■ INFORMATION GIVEN
_ _ _ _

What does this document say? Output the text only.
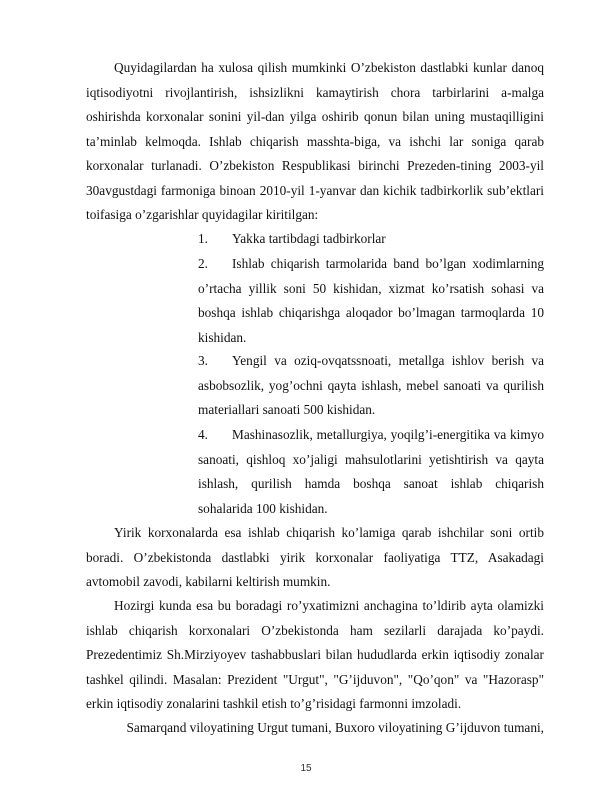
Quyidagilardan ha xulosa qilish mumkinki O’zbekiston dastlabki kunlar danoq iqtisodiyotni rivojlantirish, ishsizlikni kamaytirish chora tarbirlarini a-malga oshirishda korxonalar sonini yil-dan yilga oshirib qonun bilan uning mustaqilligini ta’minlab kelmoqda. Ishlab chiqarish masshta-biga, va ishchi lar soniga qarab korxonalar turlanadi. O’zbekiston Respublikasi birinchi Prezeden-tining 2003-yil 30avgustdagi farmoniga binoan 2010-yil 1-yanvar dan kichik tadbirkorlik sub’ektlari toifasiga o’zgarishlar quyidagilar kiritilgan:

1. Yakka tartibdagi tadbirkorlar
2. Ishlab chiqarish tarmolarida band bo’lgan xodimlarning o’rtacha yillik soni 50 kishidan, xizmat ko’rsatish sohasi va boshqa ishlab chiqarishga aloqador bo’lmagan tarmoqlarda 10 kishidan.
3. Yengil va oziq-ovqatssnoati, metallga ishlov berish va asbobsozlik, yog’ochni qayta ishlash, mebel sanoati va qurilish materiallari sanoati 500 kishidan.
4. Mashinasozlik, metallurgiya, yoqilg’i-energitika va kimyo sanoati, qishloq xo’jaligi mahsulotlarini yetishtirish va qayta ishlash, qurilish hamda boshqa sanoat ishlab chiqarish sohalarida 100 kishidan.

Yirik korxonalarda esa ishlab chiqarish ko’lamiga qarab ishchilar soni ortib boradi. O’zbekistonda dastlabki yirik korxonalar faoliyatiga TTZ, Asakadagi avtomobil zavodi, kabilarni keltirish mumkin.

Hozirgi kunda esa bu boradagi ro’yxatimizni anchagina to’ldirib ayta olamizki ishlab chiqarish korxonalari O’zbekistonda ham sezilarli darajada ko’paydi. Prezedentimiz Sh.Mirziyoyev tashabbuslari bilan hududlarda erkin iqtisodiy zonalar tashkel qilindi. Masalan: Prezident "Urgut", "G’ijduvon", "Qo’qon" va "Hazorasp" erkin iqtisodiy zonalarini tashkil etish to’g’risidagi farmonni imzoladi.

Samarqand viloyatining Urgut tumani, Buxoro viloyatining G’ijduvon tumani,

15
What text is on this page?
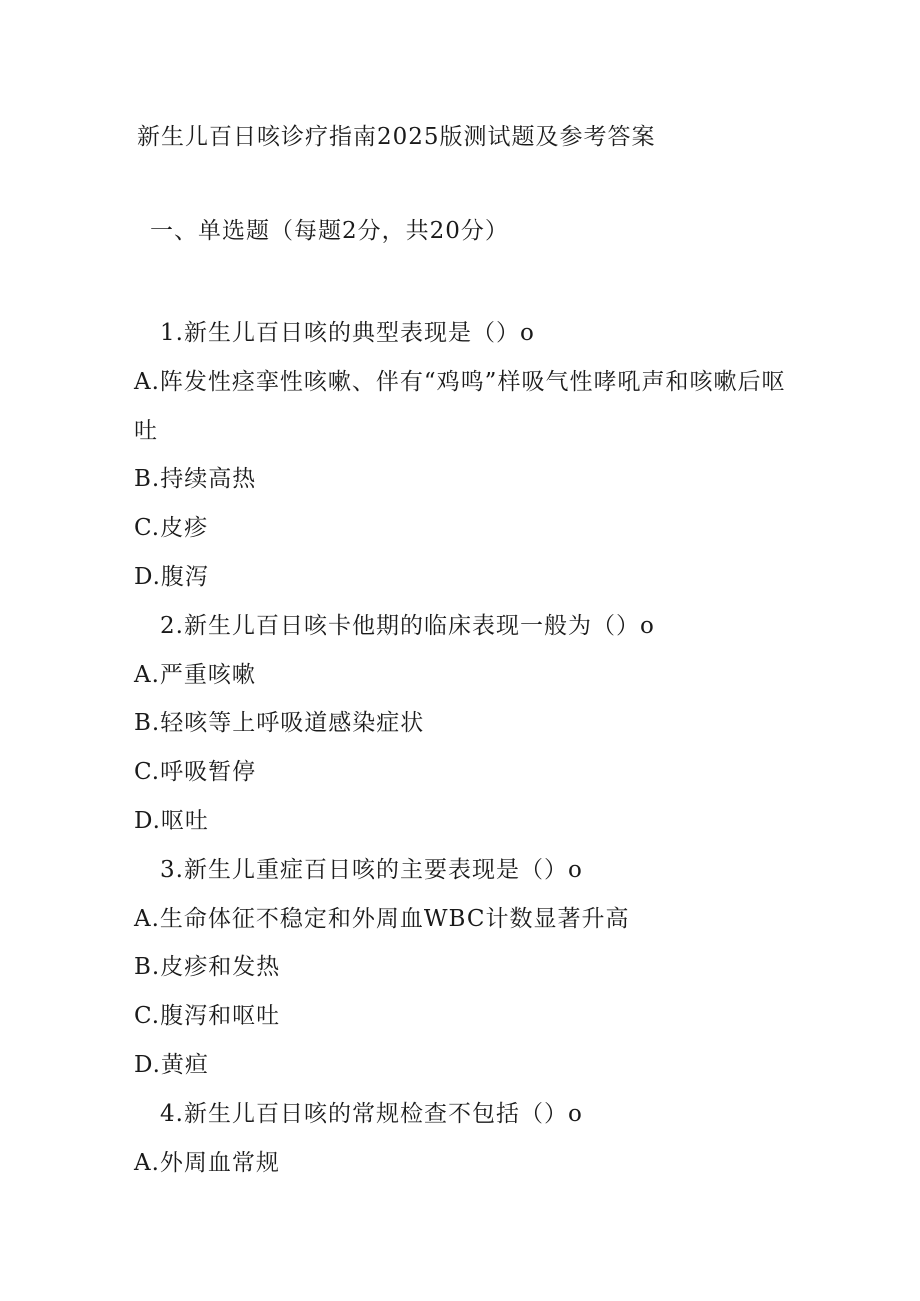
新生儿百日咳诊疗指南2025版测试题及参考答案
一、单选题（每题2分，共20分）
1.新生儿百日咳的典型表现是（）o
A.阵发性痉挛性咳嗽、伴有“鸡鸣”样吸气性哮吼声和咳嗽后呕吐
B.持续高热
C.皮疹
D.腹泻
2.新生儿百日咳卡他期的临床表现一般为（）o
A.严重咳嗽
B.轻咳等上呼吸道感染症状
C.呼吸暂停
D.呕吐
3.新生儿重症百日咳的主要表现是（）o
A.生命体征不稳定和外周血WBC计数显著升高
B.皮疹和发热
C.腹泻和呕吐
D.黄疸
4.新生儿百日咳的常规检查不包括（）o
A.外周血常规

_ _ _ _

■ GIVEN INSTRUCTION
Gather every line from the listing above in which the word "text" appears.

■ OUTPUT
What does this document say? Output the text only.
What text is on this page?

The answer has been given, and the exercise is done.